[Written problem] Repeat the entire listing exactly.

[Some records]
....

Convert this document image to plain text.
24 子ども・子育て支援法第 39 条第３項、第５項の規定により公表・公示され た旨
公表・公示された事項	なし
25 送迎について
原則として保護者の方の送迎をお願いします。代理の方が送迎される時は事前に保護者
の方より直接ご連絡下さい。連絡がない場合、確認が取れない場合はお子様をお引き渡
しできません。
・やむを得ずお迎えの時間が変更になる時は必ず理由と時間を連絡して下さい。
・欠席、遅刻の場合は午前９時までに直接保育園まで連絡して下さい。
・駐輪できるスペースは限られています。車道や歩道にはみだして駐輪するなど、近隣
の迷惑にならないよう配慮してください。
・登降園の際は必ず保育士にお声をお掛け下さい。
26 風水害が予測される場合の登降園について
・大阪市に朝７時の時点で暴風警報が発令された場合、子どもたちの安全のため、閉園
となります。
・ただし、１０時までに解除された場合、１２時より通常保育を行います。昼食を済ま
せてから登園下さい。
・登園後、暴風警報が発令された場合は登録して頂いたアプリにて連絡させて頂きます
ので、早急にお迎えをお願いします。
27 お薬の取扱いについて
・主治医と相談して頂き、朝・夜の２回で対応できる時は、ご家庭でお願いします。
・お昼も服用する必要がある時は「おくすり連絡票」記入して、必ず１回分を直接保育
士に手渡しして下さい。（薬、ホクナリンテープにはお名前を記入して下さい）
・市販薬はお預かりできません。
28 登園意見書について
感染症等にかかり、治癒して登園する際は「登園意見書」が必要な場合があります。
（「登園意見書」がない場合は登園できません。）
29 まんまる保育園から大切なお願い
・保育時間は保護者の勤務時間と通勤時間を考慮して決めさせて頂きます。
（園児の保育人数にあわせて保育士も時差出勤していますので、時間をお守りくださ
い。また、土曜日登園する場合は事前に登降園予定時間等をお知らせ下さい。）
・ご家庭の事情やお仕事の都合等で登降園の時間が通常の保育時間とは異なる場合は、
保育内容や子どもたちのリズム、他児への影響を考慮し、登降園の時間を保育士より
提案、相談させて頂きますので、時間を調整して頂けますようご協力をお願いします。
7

....

[Final result]
Convert this document image to plain text.
24 子ども・子育て支援法第 39 条第３項、第５項の規定により公表・公示され た旨
公表・公示された事項	なし
25 送迎について
原則として保護者の方の送迎をお願いします。代理の方が送迎される時は事前に保護者
の方より直接ご連絡下さい。連絡がない場合、確認が取れない場合はお子様をお引き渡
しできません。
・やむを得ずお迎えの時間が変更になる時は必ず理由と時間を連絡して下さい。
・欠席、遅刻の場合は午前９時までに直接保育園まで連絡して下さい。
・駐輪できるスペースは限られています。車道や歩道にはみだして駐輪するなど、近隣
の迷惑にならないよう配慮してください。
・登降園の際は必ず保育士にお声をお掛け下さい。
26 風水害が予測される場合の登降園について
・大阪市に朝７時の時点で暴風警報が発令された場合、子どもたちの安全のため、閉園
となります。
・ただし、１０時までに解除された場合、１２時より通常保育を行います。昼食を済ま
せてから登園下さい。
・登園後、暴風警報が発令された場合は登録して頂いたアプリにて連絡させて頂きます
ので、早急にお迎えをお願いします。
27 お薬の取扱いについて
・主治医と相談して頂き、朝・夜の２回で対応できる時は、ご家庭でお願いします。
・お昼も服用する必要がある時は「おくすり連絡票」記入して、必ず１回分を直接保育
士に手渡しして下さい。（薬、ホクナリンテープにはお名前を記入して下さい）
・市販薬はお預かりできません。
28 登園意見書について
感染症等にかかり、治癒して登園する際は「登園意見書」が必要な場合があります。
（「登園意見書」がない場合は登園できません。）
29 まんまる保育園から大切なお願い
・保育時間は保護者の勤務時間と通勤時間を考慮して決めさせて頂きます。
（園児の保育人数にあわせて保育士も時差出勤していますので、時間をお守りくださ
い。また、土曜日登園する場合は事前に登降園予定時間等をお知らせ下さい。）
・ご家庭の事情やお仕事の都合等で登降園の時間が通常の保育時間とは異なる場合は、
保育内容や子どもたちのリズム、他児への影響を考慮し、登降園の時間を保育士より
提案、相談させて頂きますので、時間を調整して頂けますようご協力をお願いします。
7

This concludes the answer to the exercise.